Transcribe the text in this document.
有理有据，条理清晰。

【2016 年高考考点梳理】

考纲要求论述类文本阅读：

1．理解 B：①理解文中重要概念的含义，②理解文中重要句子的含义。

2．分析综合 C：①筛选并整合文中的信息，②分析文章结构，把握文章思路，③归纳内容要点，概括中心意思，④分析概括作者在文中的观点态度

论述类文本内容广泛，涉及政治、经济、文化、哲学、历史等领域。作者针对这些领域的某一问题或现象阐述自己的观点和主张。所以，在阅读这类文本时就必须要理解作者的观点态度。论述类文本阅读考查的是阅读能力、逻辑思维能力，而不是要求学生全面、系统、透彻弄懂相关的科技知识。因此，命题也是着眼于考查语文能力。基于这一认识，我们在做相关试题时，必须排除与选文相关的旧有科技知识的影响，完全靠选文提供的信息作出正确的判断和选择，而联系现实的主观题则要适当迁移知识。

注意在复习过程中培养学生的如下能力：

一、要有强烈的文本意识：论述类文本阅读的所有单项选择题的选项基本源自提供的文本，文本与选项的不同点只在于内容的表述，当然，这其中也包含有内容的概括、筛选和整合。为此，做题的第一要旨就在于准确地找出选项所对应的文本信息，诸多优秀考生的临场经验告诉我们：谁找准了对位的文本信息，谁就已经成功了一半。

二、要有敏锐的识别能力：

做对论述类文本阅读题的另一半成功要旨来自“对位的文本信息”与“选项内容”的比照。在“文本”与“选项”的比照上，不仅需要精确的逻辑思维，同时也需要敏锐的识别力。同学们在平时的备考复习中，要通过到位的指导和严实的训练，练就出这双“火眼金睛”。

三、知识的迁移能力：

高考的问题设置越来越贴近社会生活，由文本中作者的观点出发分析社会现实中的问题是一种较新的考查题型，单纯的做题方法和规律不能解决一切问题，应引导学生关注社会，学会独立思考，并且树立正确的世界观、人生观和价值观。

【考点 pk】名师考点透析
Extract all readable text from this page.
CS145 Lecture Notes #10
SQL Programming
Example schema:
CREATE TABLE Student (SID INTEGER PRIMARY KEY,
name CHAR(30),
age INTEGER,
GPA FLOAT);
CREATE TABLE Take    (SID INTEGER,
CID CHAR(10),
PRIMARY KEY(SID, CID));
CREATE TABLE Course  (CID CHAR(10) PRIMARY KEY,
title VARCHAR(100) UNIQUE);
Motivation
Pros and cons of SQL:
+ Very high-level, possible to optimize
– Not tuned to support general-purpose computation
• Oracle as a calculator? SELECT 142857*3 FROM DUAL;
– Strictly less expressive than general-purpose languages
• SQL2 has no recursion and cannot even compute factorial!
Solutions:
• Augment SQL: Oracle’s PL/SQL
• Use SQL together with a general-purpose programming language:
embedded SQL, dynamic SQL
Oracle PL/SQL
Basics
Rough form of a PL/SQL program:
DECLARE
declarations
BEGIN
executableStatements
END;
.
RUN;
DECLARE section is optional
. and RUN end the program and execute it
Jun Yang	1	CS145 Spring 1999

▶ Objective
Produce an exact copy of the whole listing.

▶ Result of the exercise
Transcribe the text in this document.
有理有据，条理清晰。

【2016 年高考考点梳理】

考纲要求论述类文本阅读：

1．理解 B：①理解文中重要概念的含义，②理解文中重要句子的含义。

2．分析综合 C：①筛选并整合文中的信息，②分析文章结构，把握文章思路，③归纳内容要点，概括中心意思，④分析概括作者在文中的观点态度

论述类文本内容广泛，涉及政治、经济、文化、哲学、历史等领域。作者针对这些领域的某一问题或现象阐述自己的观点和主张。所以，在阅读这类文本时就必须要理解作者的观点态度。论述类文本阅读考查的是阅读能力、逻辑思维能力，而不是要求学生全面、系统、透彻弄懂相关的科技知识。因此，命题也是着眼于考查语文能力。基于这一认识，我们在做相关试题时，必须排除与选文相关的旧有科技知识的影响，完全靠选文提供的信息作出正确的判断和选择，而联系现实的主观题则要适当迁移知识。

注意在复习过程中培养学生的如下能力：

一、要有强烈的文本意识：论述类文本阅读的所有单项选择题的选项基本源自提供的文本，文本与选项的不同点只在于内容的表述，当然，这其中也包含有内容的概括、筛选和整合。为此，做题的第一要旨就在于准确地找出选项所对应的文本信息，诸多优秀考生的临场经验告诉我们：谁找准了对位的文本信息，谁就已经成功了一半。

二、要有敏锐的识别能力：

做对论述类文本阅读题的另一半成功要旨来自“对位的文本信息”与“选项内容”的比照。在“文本”与“选项”的比照上，不仅需要精确的逻辑思维，同时也需要敏锐的识别力。同学们在平时的备考复习中，要通过到位的指导和严实的训练，练就出这双“火眼金睛”。

三、知识的迁移能力：

高考的问题设置越来越贴近社会生活，由文本中作者的观点出发分析社会现实中的问题是一种较新的考查题型，单纯的做题方法和规律不能解决一切问题，应引导学生关注社会，学会独立思考，并且树立正确的世界观、人生观和价值观。

【考点 pk】名师考点透析
Extract all readable text from this page.
CS145 Lecture Notes #10
SQL Programming
Example schema:
CREATE TABLE Student (SID INTEGER PRIMARY KEY,
name CHAR(30),
age INTEGER,
GPA FLOAT);
CREATE TABLE Take    (SID INTEGER,
CID CHAR(10),
PRIMARY KEY(SID, CID));
CREATE TABLE Course  (CID CHAR(10) PRIMARY KEY,
title VARCHAR(100) UNIQUE);
Motivation
Pros and cons of SQL:
+ Very high-level, possible to optimize
– Not tuned to support general-purpose computation
• Oracle as a calculator? SELECT 142857*3 FROM DUAL;
– Strictly less expressive than general-purpose languages
• SQL2 has no recursion and cannot even compute factorial!
Solutions:
• Augment SQL: Oracle’s PL/SQL
• Use SQL together with a general-purpose programming language:
embedded SQL, dynamic SQL
Oracle PL/SQL
Basics
Rough form of a PL/SQL program:
DECLARE
declarations
BEGIN
executableStatements
END;
.
RUN;
DECLARE section is optional
. and RUN end the program and execute it
Jun Yang	1	CS145 Spring 1999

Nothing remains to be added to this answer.